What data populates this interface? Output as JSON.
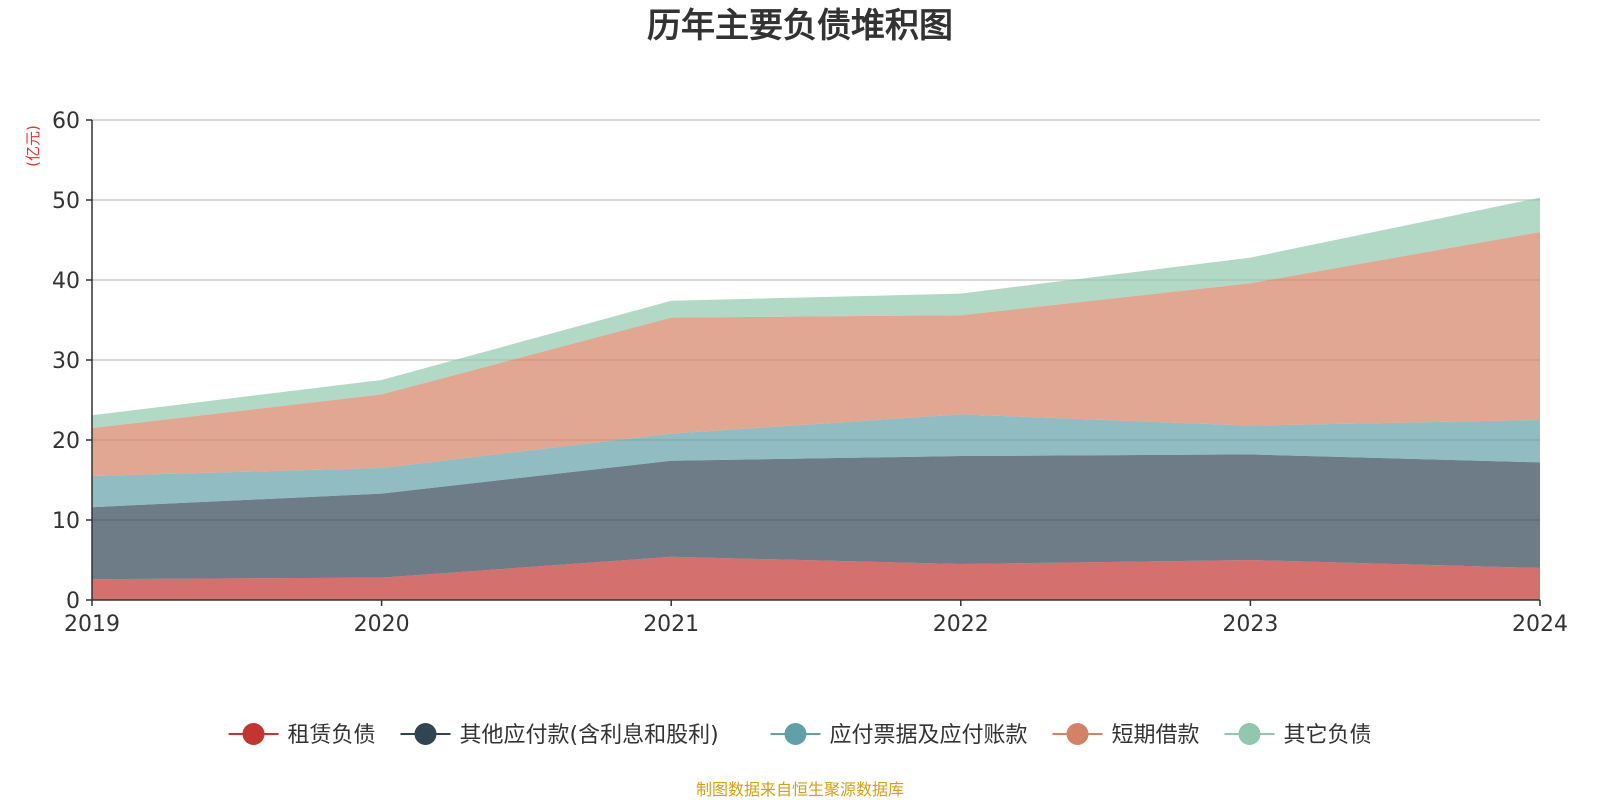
{
  "title": "历年主要负债堆积图",
  "source_note": "制图数据来自恒生聚源数据库",
  "chart_data": {
    "type": "area",
    "stacked": true,
    "title": "历年主要负债堆积图",
    "y_unit": "(亿元)",
    "ylim": [
      0,
      60
    ],
    "y_ticks": [
      0,
      10,
      20,
      30,
      40,
      50,
      60
    ],
    "grid": true,
    "legend_position": "bottom",
    "x": [
      "2019",
      "2020",
      "2021",
      "2022",
      "2023",
      "2024"
    ],
    "series": [
      {
        "name": "租赁负债",
        "color": "#c23531",
        "values": [
          2.6,
          2.8,
          5.4,
          4.5,
          5.0,
          4.0
        ]
      },
      {
        "name": "其他应付款(含利息和股利)",
        "color": "#2f4554",
        "values": [
          9.0,
          10.5,
          12.0,
          13.5,
          13.2,
          13.2
        ]
      },
      {
        "name": "应付票据及应付账款",
        "color": "#61a0a8",
        "values": [
          3.9,
          3.2,
          3.4,
          5.2,
          3.6,
          5.3
        ]
      },
      {
        "name": "短期借款",
        "color": "#d48265",
        "values": [
          6.0,
          9.2,
          14.5,
          12.4,
          17.8,
          23.5
        ]
      },
      {
        "name": "其它负债",
        "color": "#91c7ae",
        "values": [
          1.6,
          1.8,
          2.1,
          2.7,
          3.2,
          4.3
        ]
      }
    ]
  }
}
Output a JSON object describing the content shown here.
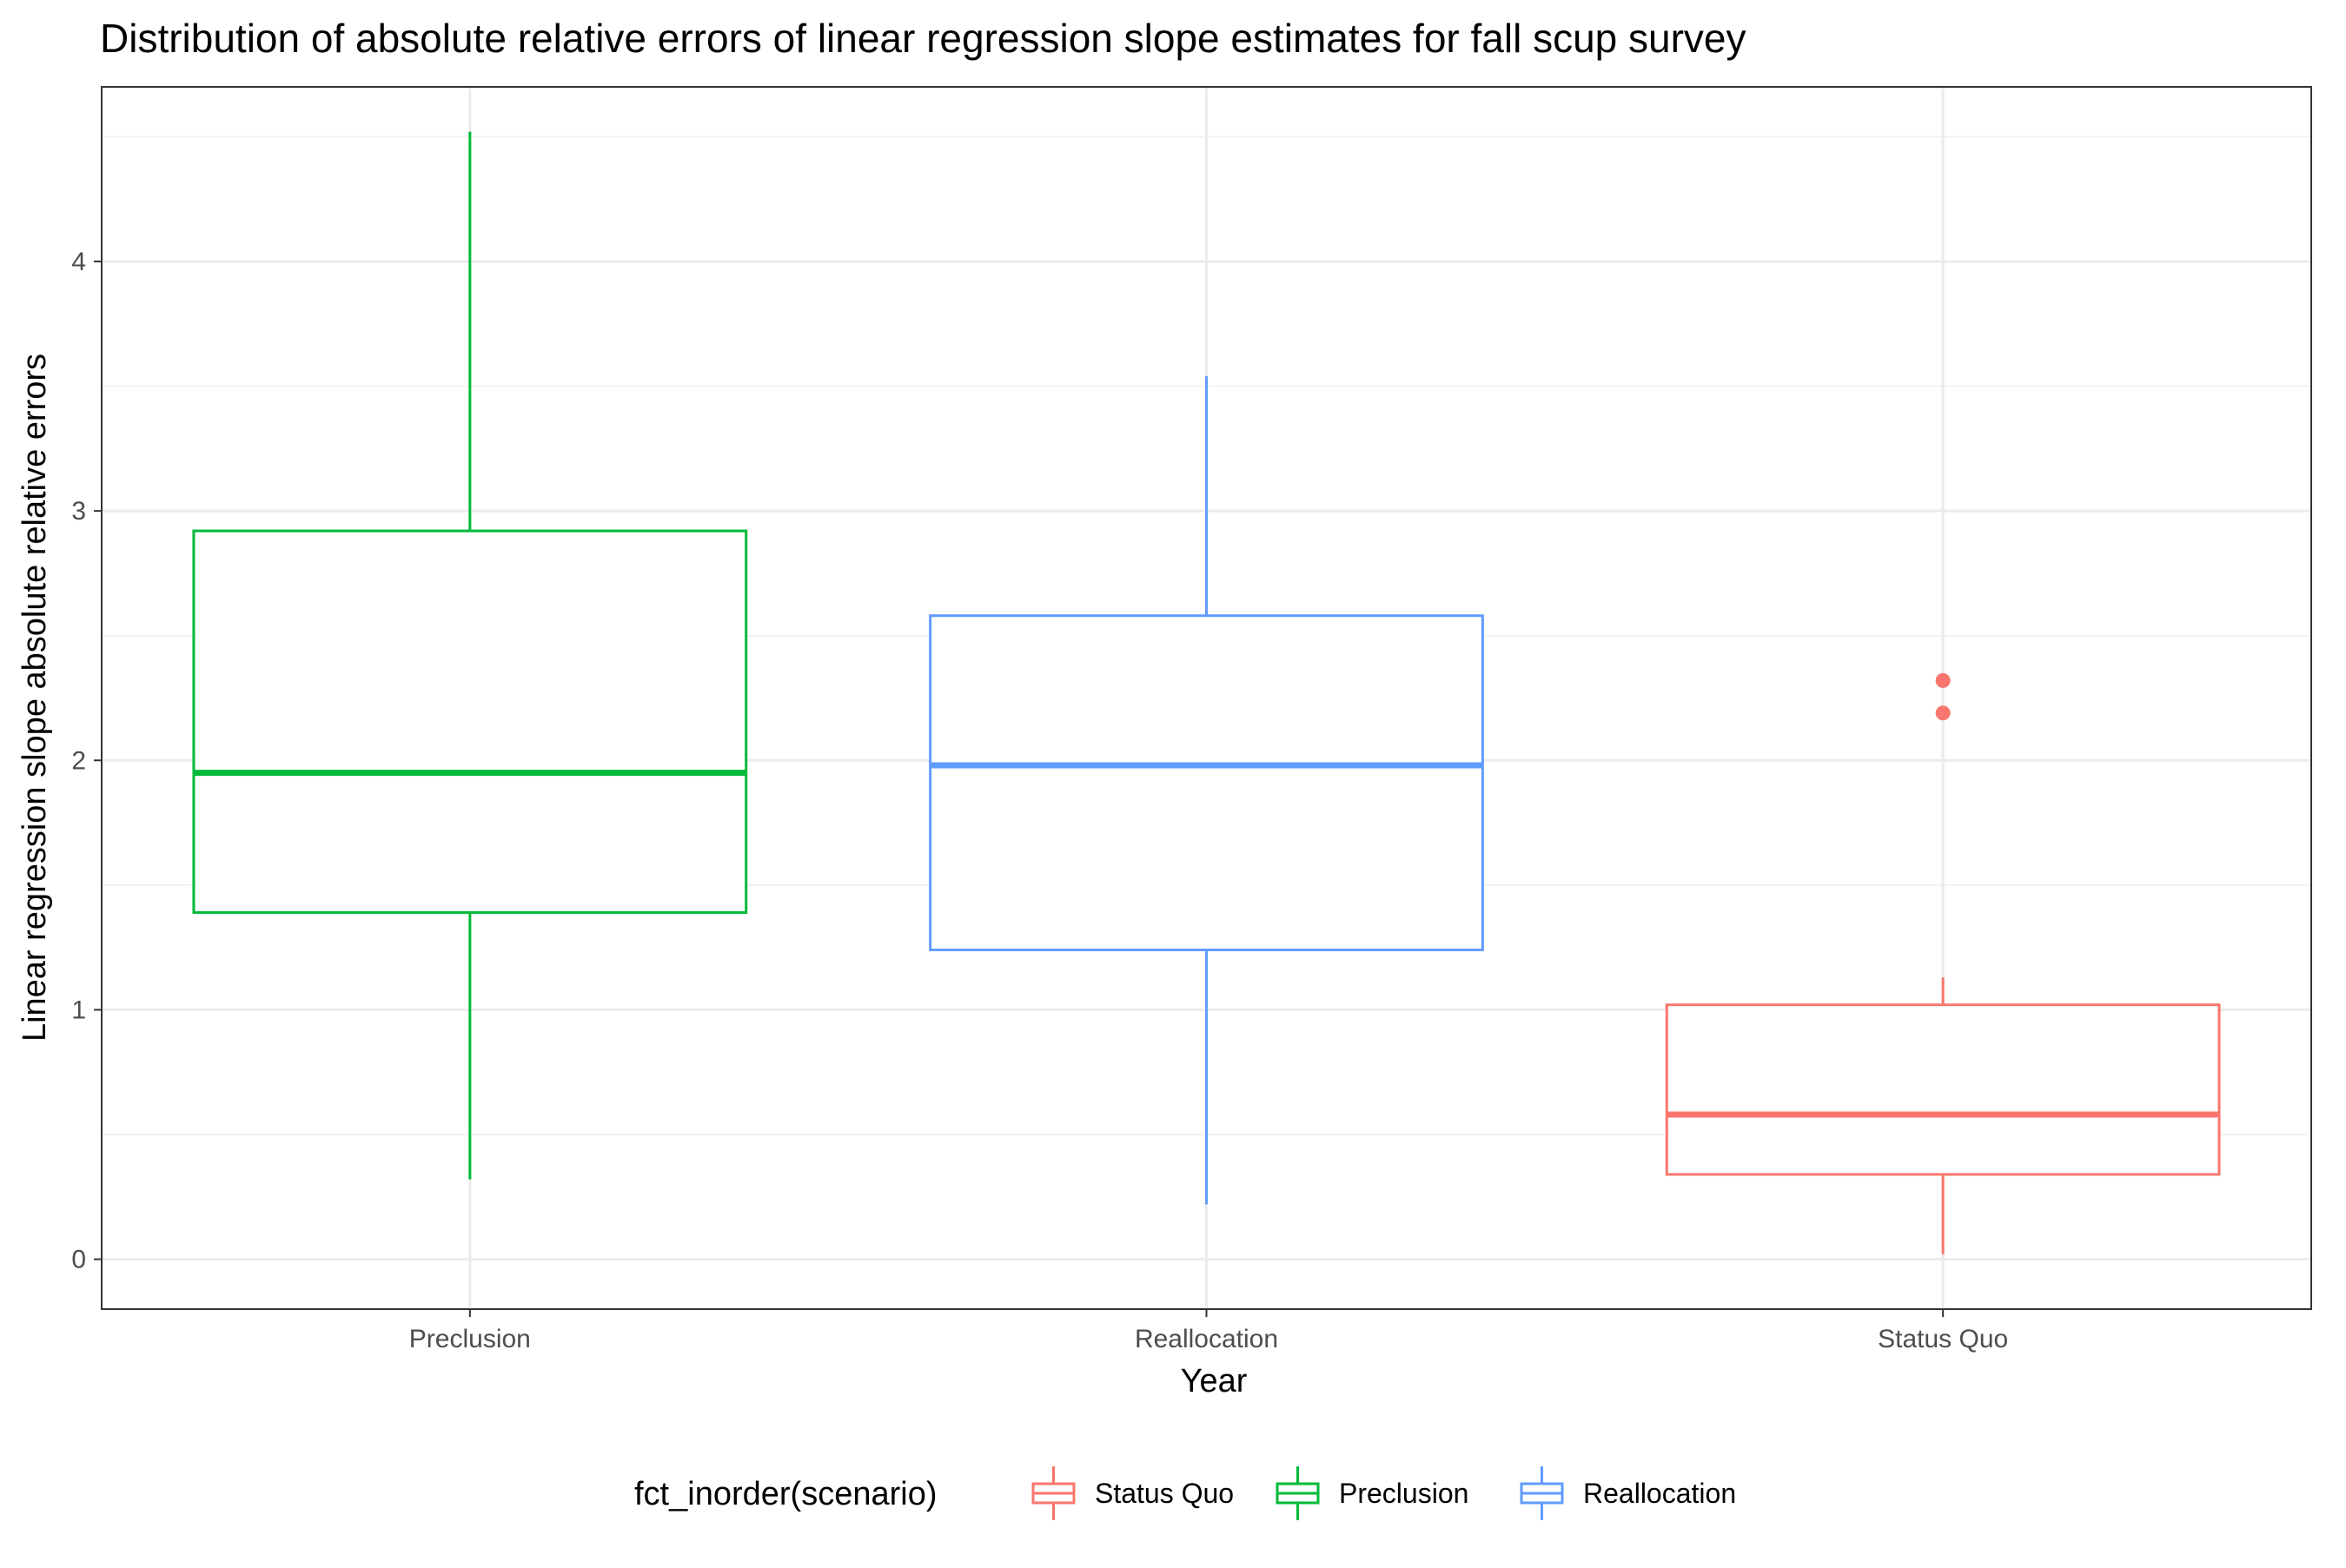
{
  "chart_data": {
    "type": "boxplot",
    "title": "Distribution of absolute relative errors of linear regression slope estimates for fall scup survey",
    "xlabel": "Year",
    "ylabel": "Linear regression slope absolute relative errors",
    "categories": [
      "Preclusion",
      "Reallocation",
      "Status Quo"
    ],
    "ylim": [
      -0.2,
      4.7
    ],
    "yticks": [
      0,
      1,
      2,
      3,
      4
    ],
    "grid": true,
    "legend": {
      "title": "fct_inorder(scenario)",
      "position": "bottom",
      "entries": [
        "Status Quo",
        "Preclusion",
        "Reallocation"
      ]
    },
    "boxes": [
      {
        "category": "Preclusion",
        "series": "Preclusion",
        "color": "#00BA38",
        "min": 0.32,
        "q1": 1.39,
        "median": 1.95,
        "q3": 2.92,
        "max": 4.52,
        "outliers": []
      },
      {
        "category": "Reallocation",
        "series": "Reallocation",
        "color": "#619CFF",
        "min": 0.22,
        "q1": 1.24,
        "median": 1.98,
        "q3": 2.58,
        "max": 3.54,
        "outliers": []
      },
      {
        "category": "Status Quo",
        "series": "Status Quo",
        "color": "#F8766D",
        "min": 0.02,
        "q1": 0.34,
        "median": 0.58,
        "q3": 1.02,
        "max": 1.13,
        "outliers": [
          2.19,
          2.32
        ]
      }
    ]
  }
}
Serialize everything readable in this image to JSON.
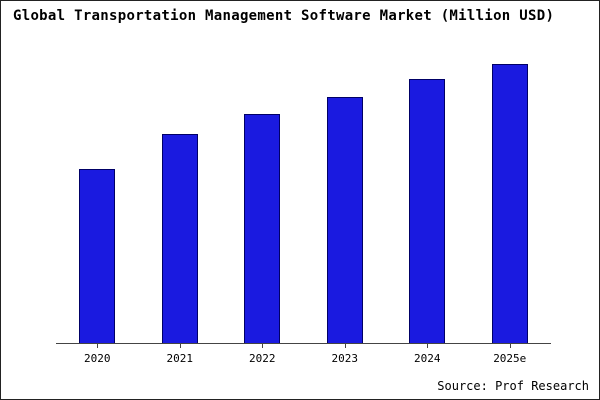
{
  "title": "Global Transportation Management Software Market (Million USD)",
  "source": "Source: Prof Research",
  "colors": {
    "bar_fill": "#1a1ae0",
    "bar_border": "#000066",
    "axis": "#444444",
    "background": "#ffffff"
  },
  "chart_data": {
    "type": "bar",
    "categories": [
      "2020",
      "2021",
      "2022",
      "2023",
      "2024",
      "2025e"
    ],
    "values": [
      625,
      750,
      820,
      880,
      945,
      1000
    ],
    "title": "Global Transportation Management Software Market (Million USD)",
    "xlabel": "",
    "ylabel": "",
    "ylim": [
      0,
      1075
    ],
    "grid": false,
    "legend": false,
    "annotations": [
      "Source: Prof Research"
    ]
  }
}
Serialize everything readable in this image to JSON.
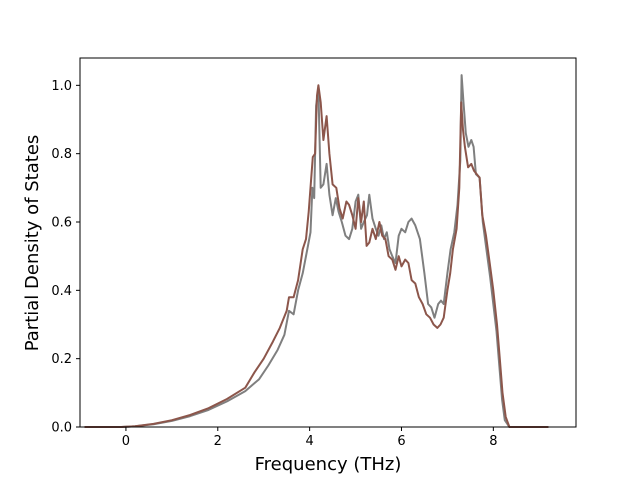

Written request
Output all the records, word for word, with no pictures in the copy.

Response to this exercise
What data populates this interface? Output as JSON.
{
  "title": "历年主要负债堆积图",
  "source_note": "制图数据来自恒生聚源数据库",
  "chart_data": {
    "type": "area",
    "stacked": true,
    "title": "历年主要负债堆积图",
    "y_unit": "(亿元)",
    "ylim": [
      0,
      60
    ],
    "y_ticks": [
      0,
      10,
      20,
      30,
      40,
      50,
      60
    ],
    "grid": true,
    "legend_position": "bottom",
    "x": [
      "2019",
      "2020",
      "2021",
      "2022",
      "2023",
      "2024"
    ],
    "series": [
      {
        "name": "租赁负债",
        "color": "#c23531",
        "values": [
          2.6,
          2.8,
          5.4,
          4.5,
          5.0,
          4.0
        ]
      },
      {
        "name": "其他应付款(含利息和股利)",
        "color": "#2f4554",
        "values": [
          9.0,
          10.5,
          12.0,
          13.5,
          13.2,
          13.2
        ]
      },
      {
        "name": "应付票据及应付账款",
        "color": "#61a0a8",
        "values": [
          3.9,
          3.2,
          3.4,
          5.2,
          3.6,
          5.3
        ]
      },
      {
        "name": "短期借款",
        "color": "#d48265",
        "values": [
          6.0,
          9.2,
          14.5,
          12.4,
          17.8,
          23.5
        ]
      },
      {
        "name": "其它负债",
        "color": "#91c7ae",
        "values": [
          1.6,
          1.8,
          2.1,
          2.7,
          3.2,
          4.3
        ]
      }
    ]
  }
}
Output a JSON object describing the content shown here.
{
  "chart_data": {
    "type": "boxplot",
    "title": "Distribution of absolute relative errors of linear regression slope estimates for fall scup survey",
    "xlabel": "Year",
    "ylabel": "Linear regression slope absolute relative errors",
    "categories": [
      "Preclusion",
      "Reallocation",
      "Status Quo"
    ],
    "ylim": [
      -0.2,
      4.7
    ],
    "yticks": [
      0,
      1,
      2,
      3,
      4
    ],
    "grid": true,
    "legend": {
      "title": "fct_inorder(scenario)",
      "position": "bottom",
      "entries": [
        "Status Quo",
        "Preclusion",
        "Reallocation"
      ]
    },
    "boxes": [
      {
        "category": "Preclusion",
        "series": "Preclusion",
        "color": "#00BA38",
        "min": 0.32,
        "q1": 1.39,
        "median": 1.95,
        "q3": 2.92,
        "max": 4.52,
        "outliers": []
      },
      {
        "category": "Reallocation",
        "series": "Reallocation",
        "color": "#619CFF",
        "min": 0.22,
        "q1": 1.24,
        "median": 1.98,
        "q3": 2.58,
        "max": 3.54,
        "outliers": []
      },
      {
        "category": "Status Quo",
        "series": "Status Quo",
        "color": "#F8766D",
        "min": 0.02,
        "q1": 0.34,
        "median": 0.58,
        "q3": 1.02,
        "max": 1.13,
        "outliers": [
          2.19,
          2.32
        ]
      }
    ]
  }
}
Serialize everything readable in this image to JSON.
{
  "title": "Global Transportation Management Software Market (Million USD)",
  "source": "Source: Prof Research",
  "colors": {
    "bar_fill": "#1a1ae0",
    "bar_border": "#000066",
    "axis": "#444444",
    "background": "#ffffff"
  },
  "chart_data": {
    "type": "bar",
    "categories": [
      "2020",
      "2021",
      "2022",
      "2023",
      "2024",
      "2025e"
    ],
    "values": [
      625,
      750,
      820,
      880,
      945,
      1000
    ],
    "title": "Global Transportation Management Software Market (Million USD)",
    "xlabel": "",
    "ylabel": "",
    "ylim": [
      0,
      1075
    ],
    "grid": false,
    "legend": false,
    "annotations": [
      "Source: Prof Research"
    ]
  }
}
Serialize everything readable in this image to JSON.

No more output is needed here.